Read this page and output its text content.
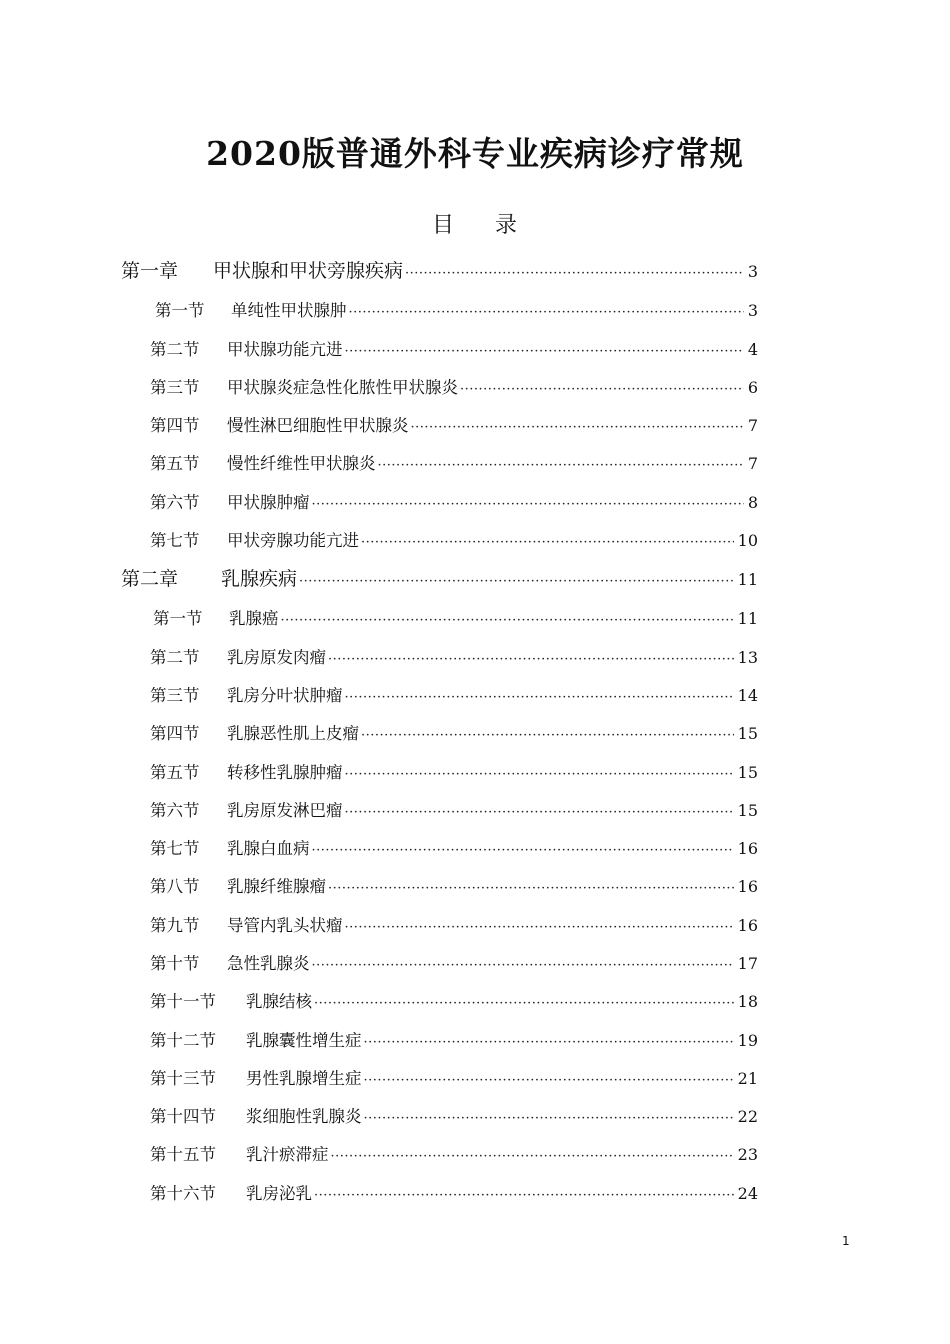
2020版普通外科专业疾病诊疗常规
目 录
第一章	甲状腺和甲状旁腺疾病 ·····	3
第一节	单纯性甲状腺肿 ·····	3
第二节	甲状腺功能亢进 ·····	4
第三节	甲状腺炎症急性化脓性甲状腺炎 ·····	6
第四节	慢性淋巴细胞性甲状腺炎 ·····	7
第五节	慢性纤维性甲状腺炎 ·····	7
第六节	甲状腺肿瘤 ·····	8
第七节	甲状旁腺功能亢进 ·····	10
第二章	乳腺疾病 ·····	11
第一节	乳腺癌 ·····	11
第二节	乳房原发肉瘤 ·····	13
第三节	乳房分叶状肿瘤 ·····	14
第四节	乳腺恶性肌上皮瘤 ·····	15
第五节	转移性乳腺肿瘤 ·····	15
第六节	乳房原发淋巴瘤 ·····	15
第七节	乳腺白血病 ·····	16
第八节	乳腺纤维腺瘤 ·····	16
第九节	导管内乳头状瘤 ·····	16
第十节	急性乳腺炎 ·····	17
第十一节	乳腺结核 ·····	18
第十二节	乳腺囊性增生症 ·····	19
第十三节	男性乳腺增生症 ·····	21
第十四节	浆细胞性乳腺炎 ·····	22
第十五节	乳汁瘀滞症 ·····	23
第十六节	乳房泌乳 ·····	24
1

++++++

| Exercise instructions |
Transcribe the complete set of entries verbatim. No pictures belong in the copy.

| Result for this task |
Read this page and output its text content.
2020版普通外科专业疾病诊疗常规
目 录
第一章	甲状腺和甲状旁腺疾病 ·····	3
第一节	单纯性甲状腺肿 ·····	3
第二节	甲状腺功能亢进 ·····	4
第三节	甲状腺炎症急性化脓性甲状腺炎 ·····	6
第四节	慢性淋巴细胞性甲状腺炎 ·····	7
第五节	慢性纤维性甲状腺炎 ·····	7
第六节	甲状腺肿瘤 ·····	8
第七节	甲状旁腺功能亢进 ·····	10
第二章	乳腺疾病 ·····	11
第一节	乳腺癌 ·····	11
第二节	乳房原发肉瘤 ·····	13
第三节	乳房分叶状肿瘤 ·····	14
第四节	乳腺恶性肌上皮瘤 ·····	15
第五节	转移性乳腺肿瘤 ·····	15
第六节	乳房原发淋巴瘤 ·····	15
第七节	乳腺白血病 ·····	16
第八节	乳腺纤维腺瘤 ·····	16
第九节	导管内乳头状瘤 ·····	16
第十节	急性乳腺炎 ·····	17
第十一节	乳腺结核 ·····	18
第十二节	乳腺囊性增生症 ·····	19
第十三节	男性乳腺增生症 ·····	21
第十四节	浆细胞性乳腺炎 ·····	22
第十五节	乳汁瘀滞症 ·····	23
第十六节	乳房泌乳 ·····	24
1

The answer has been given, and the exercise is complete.